◆ Exercise objective ◆
Gather every line of the data below that contains the string "用两个棱长都为", and copy each of those lines in full.
* * * * *
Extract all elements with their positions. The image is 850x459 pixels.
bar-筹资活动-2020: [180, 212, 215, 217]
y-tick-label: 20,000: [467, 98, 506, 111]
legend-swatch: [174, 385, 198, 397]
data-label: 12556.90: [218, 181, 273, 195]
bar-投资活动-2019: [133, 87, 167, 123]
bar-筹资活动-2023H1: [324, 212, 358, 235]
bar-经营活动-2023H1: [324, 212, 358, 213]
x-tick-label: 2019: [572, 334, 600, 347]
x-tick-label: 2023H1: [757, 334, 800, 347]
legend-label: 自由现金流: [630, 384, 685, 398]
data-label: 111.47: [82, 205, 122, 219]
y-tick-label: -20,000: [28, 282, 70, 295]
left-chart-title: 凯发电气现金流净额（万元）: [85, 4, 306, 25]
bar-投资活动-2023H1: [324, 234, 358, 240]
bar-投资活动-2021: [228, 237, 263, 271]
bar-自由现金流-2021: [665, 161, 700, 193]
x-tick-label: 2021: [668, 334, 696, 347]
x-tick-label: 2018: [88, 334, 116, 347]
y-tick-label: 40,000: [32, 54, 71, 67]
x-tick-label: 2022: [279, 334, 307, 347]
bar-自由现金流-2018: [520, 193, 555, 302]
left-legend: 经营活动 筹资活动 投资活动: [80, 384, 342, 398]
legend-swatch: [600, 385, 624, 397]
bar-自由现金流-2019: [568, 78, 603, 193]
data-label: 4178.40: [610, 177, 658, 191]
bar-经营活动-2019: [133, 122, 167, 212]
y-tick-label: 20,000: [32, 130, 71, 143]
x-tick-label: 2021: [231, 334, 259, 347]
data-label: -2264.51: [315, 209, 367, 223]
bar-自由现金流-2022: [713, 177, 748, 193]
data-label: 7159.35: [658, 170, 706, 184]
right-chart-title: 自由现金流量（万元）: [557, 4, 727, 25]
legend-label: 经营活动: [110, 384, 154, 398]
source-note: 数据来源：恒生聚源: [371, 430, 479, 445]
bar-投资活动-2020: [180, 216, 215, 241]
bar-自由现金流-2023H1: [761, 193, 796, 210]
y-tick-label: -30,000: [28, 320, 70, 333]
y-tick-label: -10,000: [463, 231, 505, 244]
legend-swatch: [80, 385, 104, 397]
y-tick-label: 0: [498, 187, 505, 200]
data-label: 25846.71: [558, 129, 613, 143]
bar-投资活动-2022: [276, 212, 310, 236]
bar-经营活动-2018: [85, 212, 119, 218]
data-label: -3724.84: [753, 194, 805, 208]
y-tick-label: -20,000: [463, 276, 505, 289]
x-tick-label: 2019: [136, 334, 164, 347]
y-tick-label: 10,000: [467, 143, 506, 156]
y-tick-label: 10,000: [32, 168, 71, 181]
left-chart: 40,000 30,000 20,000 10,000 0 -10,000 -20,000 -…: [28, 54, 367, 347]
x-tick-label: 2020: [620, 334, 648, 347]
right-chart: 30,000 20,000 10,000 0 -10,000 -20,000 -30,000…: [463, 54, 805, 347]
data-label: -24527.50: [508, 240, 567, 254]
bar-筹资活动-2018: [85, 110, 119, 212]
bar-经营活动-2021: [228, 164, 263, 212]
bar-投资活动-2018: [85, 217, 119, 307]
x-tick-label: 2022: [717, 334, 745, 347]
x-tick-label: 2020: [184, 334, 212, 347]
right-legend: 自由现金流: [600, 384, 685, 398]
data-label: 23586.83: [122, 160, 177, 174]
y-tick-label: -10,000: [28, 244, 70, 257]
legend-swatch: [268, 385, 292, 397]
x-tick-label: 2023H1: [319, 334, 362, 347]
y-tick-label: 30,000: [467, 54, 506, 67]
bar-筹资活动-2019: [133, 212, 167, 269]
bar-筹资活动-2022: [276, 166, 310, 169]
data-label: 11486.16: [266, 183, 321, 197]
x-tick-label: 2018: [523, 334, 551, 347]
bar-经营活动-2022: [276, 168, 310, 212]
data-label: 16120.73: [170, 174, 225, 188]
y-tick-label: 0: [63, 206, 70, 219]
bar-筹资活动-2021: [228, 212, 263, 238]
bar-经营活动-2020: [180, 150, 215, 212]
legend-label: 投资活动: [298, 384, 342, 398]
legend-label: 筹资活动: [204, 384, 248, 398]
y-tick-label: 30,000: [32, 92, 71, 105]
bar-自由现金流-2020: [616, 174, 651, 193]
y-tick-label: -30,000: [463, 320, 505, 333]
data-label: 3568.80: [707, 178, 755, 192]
* * * * *
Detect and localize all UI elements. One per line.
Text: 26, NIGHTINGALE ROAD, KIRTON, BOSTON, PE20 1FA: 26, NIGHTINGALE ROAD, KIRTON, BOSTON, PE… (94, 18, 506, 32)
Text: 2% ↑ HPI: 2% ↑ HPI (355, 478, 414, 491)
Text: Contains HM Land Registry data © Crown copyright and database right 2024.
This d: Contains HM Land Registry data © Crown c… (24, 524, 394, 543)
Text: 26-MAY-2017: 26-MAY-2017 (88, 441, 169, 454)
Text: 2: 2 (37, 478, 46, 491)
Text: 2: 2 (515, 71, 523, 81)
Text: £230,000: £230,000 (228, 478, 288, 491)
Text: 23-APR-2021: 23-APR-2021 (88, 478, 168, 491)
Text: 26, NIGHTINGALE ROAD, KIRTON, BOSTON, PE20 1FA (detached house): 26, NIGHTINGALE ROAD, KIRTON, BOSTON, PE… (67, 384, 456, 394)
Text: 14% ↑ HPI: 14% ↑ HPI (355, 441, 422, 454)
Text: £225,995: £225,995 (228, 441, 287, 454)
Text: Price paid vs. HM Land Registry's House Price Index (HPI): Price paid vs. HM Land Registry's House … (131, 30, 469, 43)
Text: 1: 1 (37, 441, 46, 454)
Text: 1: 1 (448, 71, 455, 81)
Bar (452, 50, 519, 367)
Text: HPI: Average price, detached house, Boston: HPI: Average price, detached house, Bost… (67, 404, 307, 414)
* * * * *
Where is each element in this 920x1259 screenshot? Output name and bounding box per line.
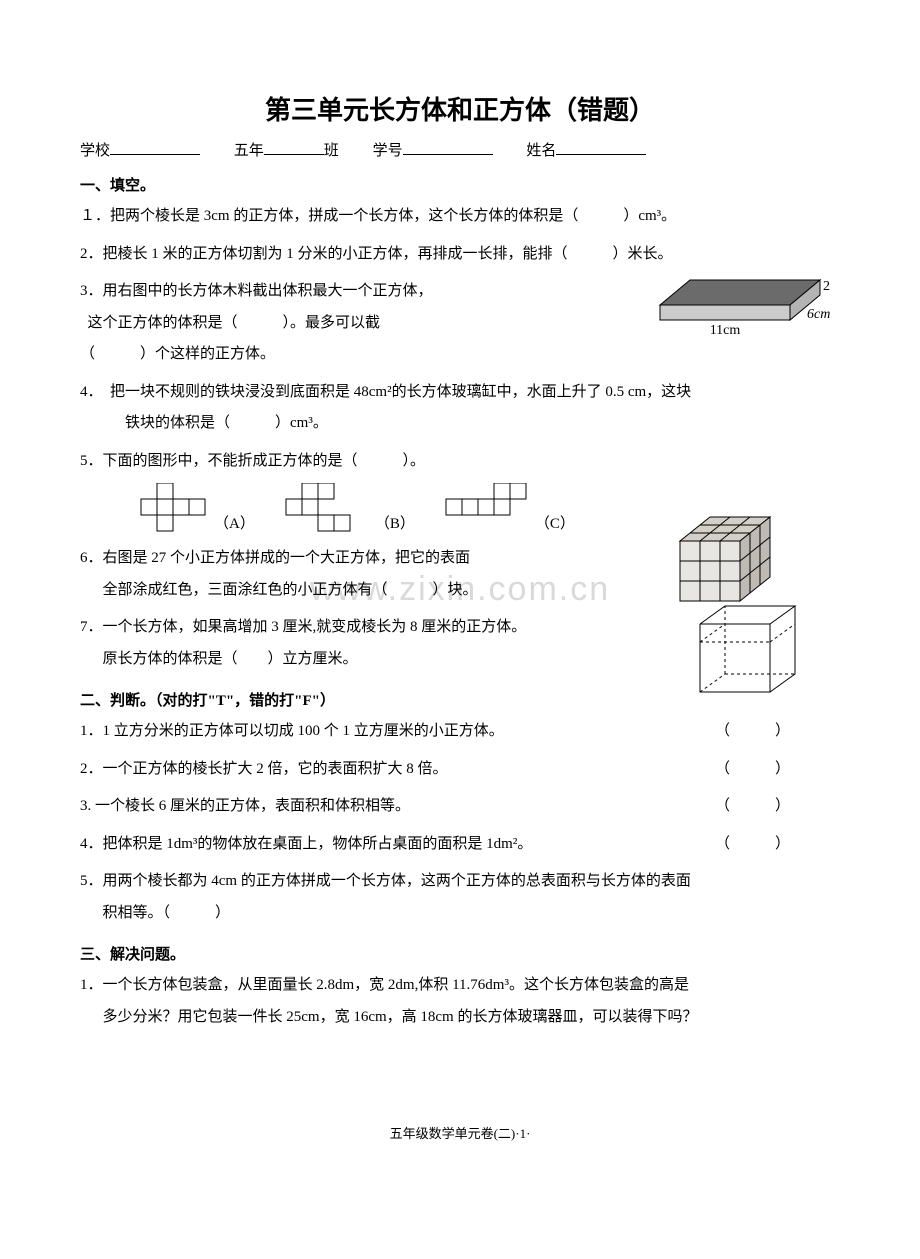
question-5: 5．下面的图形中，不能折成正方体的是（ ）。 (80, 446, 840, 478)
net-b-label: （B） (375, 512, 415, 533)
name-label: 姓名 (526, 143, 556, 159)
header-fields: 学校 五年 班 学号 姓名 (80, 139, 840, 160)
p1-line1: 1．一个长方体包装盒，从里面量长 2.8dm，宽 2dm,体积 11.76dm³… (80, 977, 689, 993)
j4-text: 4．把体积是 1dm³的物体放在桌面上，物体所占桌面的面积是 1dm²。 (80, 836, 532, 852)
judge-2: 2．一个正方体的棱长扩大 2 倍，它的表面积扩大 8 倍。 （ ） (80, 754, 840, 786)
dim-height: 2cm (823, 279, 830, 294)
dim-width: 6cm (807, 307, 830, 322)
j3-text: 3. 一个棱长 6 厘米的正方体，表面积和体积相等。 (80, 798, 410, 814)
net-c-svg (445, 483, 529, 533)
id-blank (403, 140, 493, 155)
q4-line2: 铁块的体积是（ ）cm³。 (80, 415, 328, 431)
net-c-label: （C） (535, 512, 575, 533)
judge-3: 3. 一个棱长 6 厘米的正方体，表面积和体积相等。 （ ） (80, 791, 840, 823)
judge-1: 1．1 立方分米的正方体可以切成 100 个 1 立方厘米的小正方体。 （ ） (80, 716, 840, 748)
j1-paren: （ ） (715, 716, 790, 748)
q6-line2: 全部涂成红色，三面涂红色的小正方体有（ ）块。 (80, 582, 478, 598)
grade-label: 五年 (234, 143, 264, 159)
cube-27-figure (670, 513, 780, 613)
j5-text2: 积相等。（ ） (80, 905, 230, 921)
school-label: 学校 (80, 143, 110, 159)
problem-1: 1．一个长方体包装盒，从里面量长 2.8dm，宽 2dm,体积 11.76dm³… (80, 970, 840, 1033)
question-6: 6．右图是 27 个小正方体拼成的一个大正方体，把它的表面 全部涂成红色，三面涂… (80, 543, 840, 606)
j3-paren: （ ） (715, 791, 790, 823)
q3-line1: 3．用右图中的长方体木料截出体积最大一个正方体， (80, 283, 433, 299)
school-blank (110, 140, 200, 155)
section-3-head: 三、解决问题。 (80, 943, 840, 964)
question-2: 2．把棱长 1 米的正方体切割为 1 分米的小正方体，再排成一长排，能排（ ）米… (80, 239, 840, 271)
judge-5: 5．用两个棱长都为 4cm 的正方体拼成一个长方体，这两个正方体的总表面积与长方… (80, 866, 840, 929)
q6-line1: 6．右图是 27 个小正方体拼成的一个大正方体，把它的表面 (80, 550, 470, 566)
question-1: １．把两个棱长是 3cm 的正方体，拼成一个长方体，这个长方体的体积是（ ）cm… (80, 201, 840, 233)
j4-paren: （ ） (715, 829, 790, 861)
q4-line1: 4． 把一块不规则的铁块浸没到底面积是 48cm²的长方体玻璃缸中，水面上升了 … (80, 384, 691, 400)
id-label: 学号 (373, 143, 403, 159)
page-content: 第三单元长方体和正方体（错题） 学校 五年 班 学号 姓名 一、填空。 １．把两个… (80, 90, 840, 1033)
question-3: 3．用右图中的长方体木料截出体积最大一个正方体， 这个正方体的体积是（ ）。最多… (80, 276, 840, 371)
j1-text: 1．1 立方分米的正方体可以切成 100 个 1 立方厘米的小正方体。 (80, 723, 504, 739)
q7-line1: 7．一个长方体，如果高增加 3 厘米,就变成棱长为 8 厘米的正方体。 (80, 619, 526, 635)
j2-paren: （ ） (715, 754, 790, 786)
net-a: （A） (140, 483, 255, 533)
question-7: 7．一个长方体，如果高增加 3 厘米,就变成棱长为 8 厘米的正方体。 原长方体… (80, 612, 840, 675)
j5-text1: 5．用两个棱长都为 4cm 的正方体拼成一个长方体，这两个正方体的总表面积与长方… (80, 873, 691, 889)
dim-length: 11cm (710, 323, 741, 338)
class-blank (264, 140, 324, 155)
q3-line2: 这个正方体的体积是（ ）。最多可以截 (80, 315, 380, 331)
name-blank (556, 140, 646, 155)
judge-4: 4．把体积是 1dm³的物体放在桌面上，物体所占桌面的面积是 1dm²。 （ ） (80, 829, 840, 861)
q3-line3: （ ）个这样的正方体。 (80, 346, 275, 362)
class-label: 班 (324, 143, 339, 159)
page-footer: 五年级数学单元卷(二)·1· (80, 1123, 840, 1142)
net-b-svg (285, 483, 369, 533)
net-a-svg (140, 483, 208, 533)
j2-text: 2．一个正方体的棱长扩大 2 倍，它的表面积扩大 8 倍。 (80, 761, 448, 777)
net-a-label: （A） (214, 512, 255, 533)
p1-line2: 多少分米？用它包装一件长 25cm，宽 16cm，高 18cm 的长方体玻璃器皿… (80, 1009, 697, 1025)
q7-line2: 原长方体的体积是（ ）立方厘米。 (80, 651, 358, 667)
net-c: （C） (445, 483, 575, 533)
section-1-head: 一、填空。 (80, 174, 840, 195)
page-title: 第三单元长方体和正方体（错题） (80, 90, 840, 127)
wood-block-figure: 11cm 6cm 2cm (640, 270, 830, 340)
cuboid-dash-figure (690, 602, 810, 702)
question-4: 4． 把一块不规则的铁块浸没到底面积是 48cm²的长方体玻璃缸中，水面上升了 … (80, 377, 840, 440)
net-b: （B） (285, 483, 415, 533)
* * * * *
◆ Solution to this exercise ◆
judge-5: 5．用两个棱长都为 4cm 的正方体拼成一个长方体，这两个正方体的总表面积与长方… (80, 866, 840, 929)
j5-text1: 5．用两个棱长都为 4cm 的正方体拼成一个长方体，这两个正方体的总表面积与长方… (80, 873, 691, 889)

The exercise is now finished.